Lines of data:
>> START

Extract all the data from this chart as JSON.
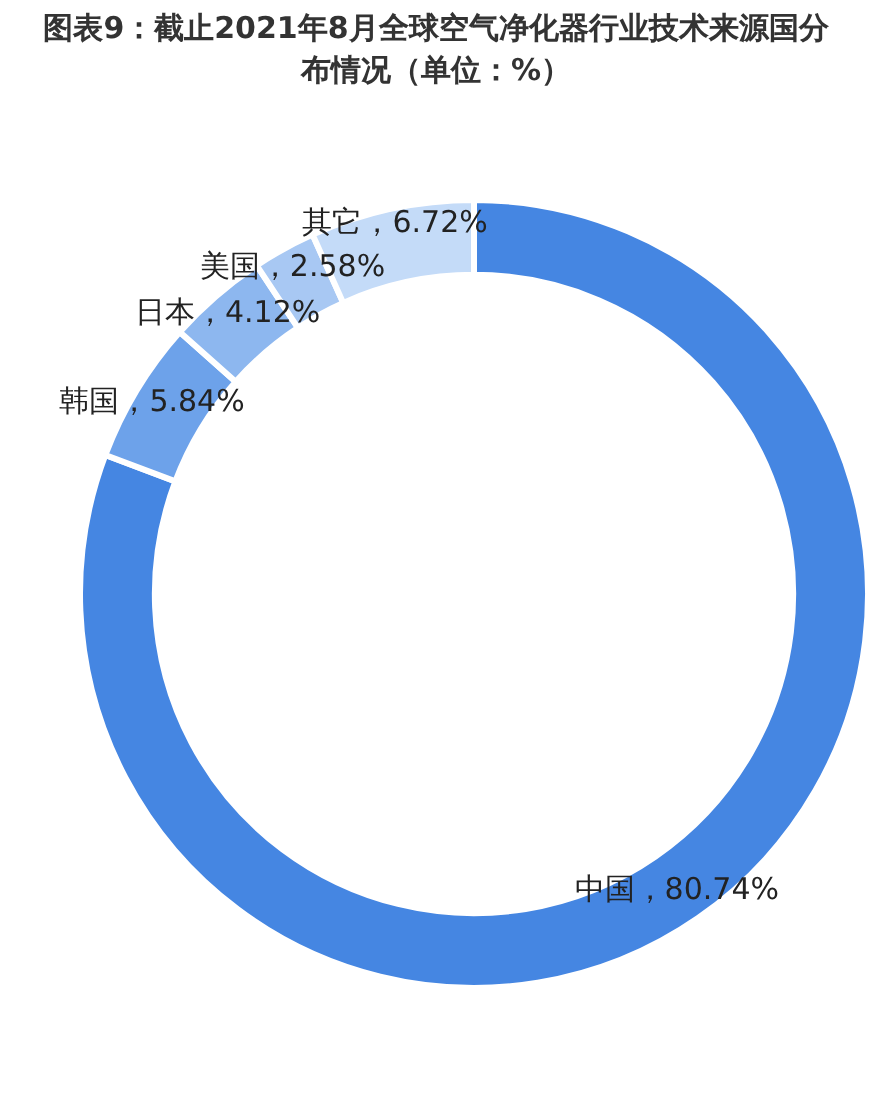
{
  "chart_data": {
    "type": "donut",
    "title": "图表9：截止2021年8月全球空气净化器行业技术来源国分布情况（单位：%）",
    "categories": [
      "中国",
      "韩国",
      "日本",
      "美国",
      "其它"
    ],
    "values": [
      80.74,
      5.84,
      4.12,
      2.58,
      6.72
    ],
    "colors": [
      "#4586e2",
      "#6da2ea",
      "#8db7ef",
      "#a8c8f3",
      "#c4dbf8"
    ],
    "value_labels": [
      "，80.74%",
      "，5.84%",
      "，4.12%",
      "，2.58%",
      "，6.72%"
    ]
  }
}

>> END

- TASK STATEMENT -
Write the entries above out in full, exactly, with no images.

- RESULT FOR THIS EXERCISE -
Extract all the data from this chart as JSON.
{
  "chart_data": {
    "type": "donut",
    "title": "图表9：截止2021年8月全球空气净化器行业技术来源国分布情况（单位：%）",
    "categories": [
      "中国",
      "韩国",
      "日本",
      "美国",
      "其它"
    ],
    "values": [
      80.74,
      5.84,
      4.12,
      2.58,
      6.72
    ],
    "colors": [
      "#4586e2",
      "#6da2ea",
      "#8db7ef",
      "#a8c8f3",
      "#c4dbf8"
    ],
    "value_labels": [
      "，80.74%",
      "，5.84%",
      "，4.12%",
      "，2.58%",
      "，6.72%"
    ]
  }
}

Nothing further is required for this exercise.